Extracted records
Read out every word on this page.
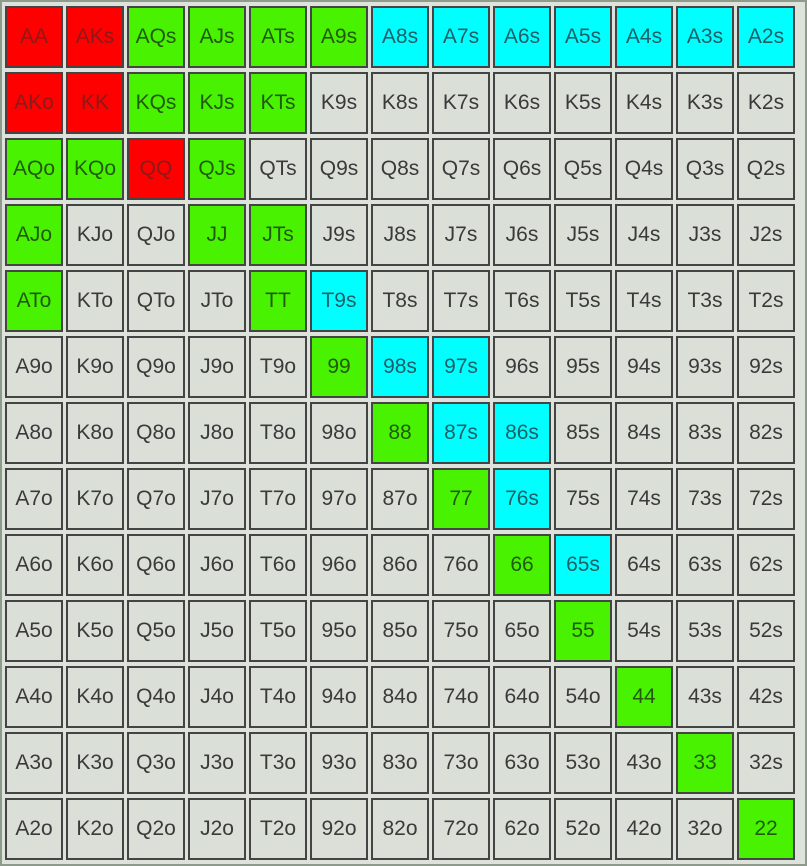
AA	AKs	AQs	AJs	ATs	A9s	A8s	A7s	A6s	A5s	A4s	A3s	A2s
AKo	KK	KQs	KJs	KTs	K9s	K8s	K7s	K6s	K5s	K4s	K3s	K2s
AQo KQo	QQ	QJs	QTs	Q9s	Q8s	Q7s	Q6s	Q5s	Q4s	Q3s	Q2s
AJo	KJo	QJo	JJ	JTs	J9s	J8s	J7s	J6s	J5s	J4s	J3s	J2s
ATo	KTo	QTo	JTo	TT	T9s	T8s	T7s	T6s	T5s	T4s	T3s	T2s
A9o	K9o	Q9o	J9o	T9o	99	98s	97s	96s	95s	94s	93s	92s
A8o	K8o	Q8o	J8o	T8o	98o	88	87s	86s	85s	84s	83s	82s
A7o	K7o	Q7o	J7o	T7o	97o	87o	77	76s	75s	74s	73s	72s
A6o	K6o	Q6o	J6o	T6o	96o	86o	76o	66	65s	64s	63s	62s
A5o	K5o	Q5o	J5o	T5o	95o	85o	75o	65o	55	54s	53s	52s
A4o	K4o	Q4o	J4o	T4o	94o	84o	74o	64o	54o	44	43s	42s
A3o	K3o	Q3o	J3o	T3o	93o	83o	73o	63o	53o	43o	33	32s
A2o	K2o	Q2o	J2o	T2o	92o	82o	72o	62o	52o	42o	32o	22
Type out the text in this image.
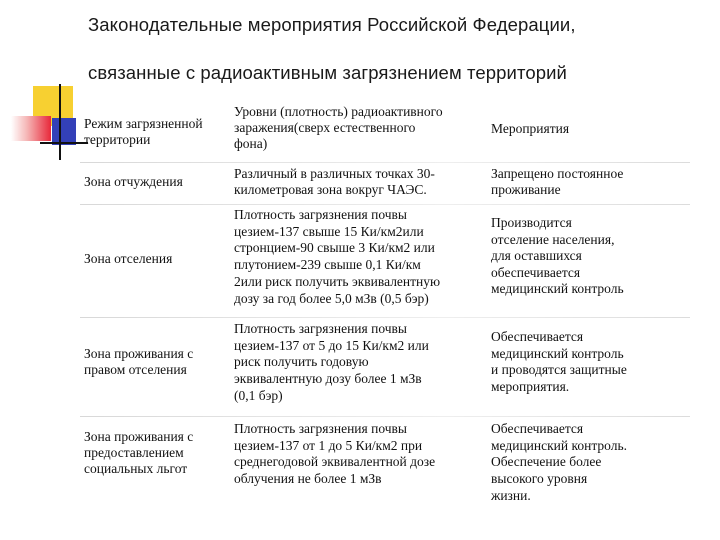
Законодательные мероприятия Российской Федерации,
связанные с радиоактивным загрязнением территорий
Режим загрязненной
территории
Уровни (плотность) радиоактивного
заражения(сверх естественного
фона)
Мероприятия
Зона отчуждения
Различный в различных точках 30-
километровая зона вокруг ЧАЭС.
Запрещено постоянное
проживание
Зона отселения
Плотность загрязнения почвы
цезием-137 свыше 15 Ки/км2или
стронцием-90 свыше 3 Ки/км2 или
плутонием-239 свыше 0,1 Ки/км
2или риск получить эквивалентную
дозу за год более 5,0 мЗв (0,5 бэр)
Производится
отселение населения,
для оставшихся
обеспечивается
медицинский контроль
Зона проживания с
правом отселения
Плотность загрязнения почвы
цезием-137 от 5 до 15 Ки/км2 или
риск получить годовую
эквивалентную дозу более 1 мЗв
(0,1 бэр)
Обеспечивается
медицинский контроль
и проводятся защитные
мероприятия.
Зона проживания с
предоставлением
социальных льгот
Плотность загрязнения почвы
цезием-137 от 1 до 5 Ки/км2 при
среднегодовой эквивалентной дозе
облучения не более 1 мЗв
Обеспечивается
медицинский контроль.
Обеспечение более
высокого уровня
жизни.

Task statement: Return the entries unchanged, save for the pictures, which do not belong in the copy.

Result:
Read out every word on this page.
AA	AKs	AQs	AJs	ATs	A9s	A8s	A7s	A6s	A5s	A4s	A3s	A2s
AKo	KK	KQs	KJs	KTs	K9s	K8s	K7s	K6s	K5s	K4s	K3s	K2s
AQo KQo	QQ	QJs	QTs	Q9s	Q8s	Q7s	Q6s	Q5s	Q4s	Q3s	Q2s
AJo	KJo	QJo	JJ	JTs	J9s	J8s	J7s	J6s	J5s	J4s	J3s	J2s
ATo	KTo	QTo	JTo	TT	T9s	T8s	T7s	T6s	T5s	T4s	T3s	T2s
A9o	K9o	Q9o	J9o	T9o	99	98s	97s	96s	95s	94s	93s	92s
A8o	K8o	Q8o	J8o	T8o	98o	88	87s	86s	85s	84s	83s	82s
A7o	K7o	Q7o	J7o	T7o	97o	87o	77	76s	75s	74s	73s	72s
A6o	K6o	Q6o	J6o	T6o	96o	86o	76o	66	65s	64s	63s	62s
A5o	K5o	Q5o	J5o	T5o	95o	85o	75o	65o	55	54s	53s	52s
A4o	K4o	Q4o	J4o	T4o	94o	84o	74o	64o	54o	44	43s	42s
A3o	K3o	Q3o	J3o	T3o	93o	83o	73o	63o	53o	43o	33	32s
A2o	K2o	Q2o	J2o	T2o	92o	82o	72o	62o	52o	42o	32o	22
Type out the text in this image.
Законодательные мероприятия Российской Федерации,
связанные с радиоактивным загрязнением территорий
Режим загрязненной
территории
Уровни (плотность) радиоактивного
заражения(сверх естественного
фона)
Мероприятия
Зона отчуждения
Различный в различных точках 30-
километровая зона вокруг ЧАЭС.
Запрещено постоянное
проживание
Зона отселения
Плотность загрязнения почвы
цезием-137 свыше 15 Ки/км2или
стронцием-90 свыше 3 Ки/км2 или
плутонием-239 свыше 0,1 Ки/км
2или риск получить эквивалентную
дозу за год более 5,0 мЗв (0,5 бэр)
Производится
отселение населения,
для оставшихся
обеспечивается
медицинский контроль
Зона проживания с
правом отселения
Плотность загрязнения почвы
цезием-137 от 5 до 15 Ки/км2 или
риск получить годовую
эквивалентную дозу более 1 мЗв
(0,1 бэр)
Обеспечивается
медицинский контроль
и проводятся защитные
мероприятия.
Зона проживания с
предоставлением
социальных льгот
Плотность загрязнения почвы
цезием-137 от 1 до 5 Ки/км2 при
среднегодовой эквивалентной дозе
облучения не более 1 мЗв
Обеспечивается
медицинский контроль.
Обеспечение более
высокого уровня
жизни.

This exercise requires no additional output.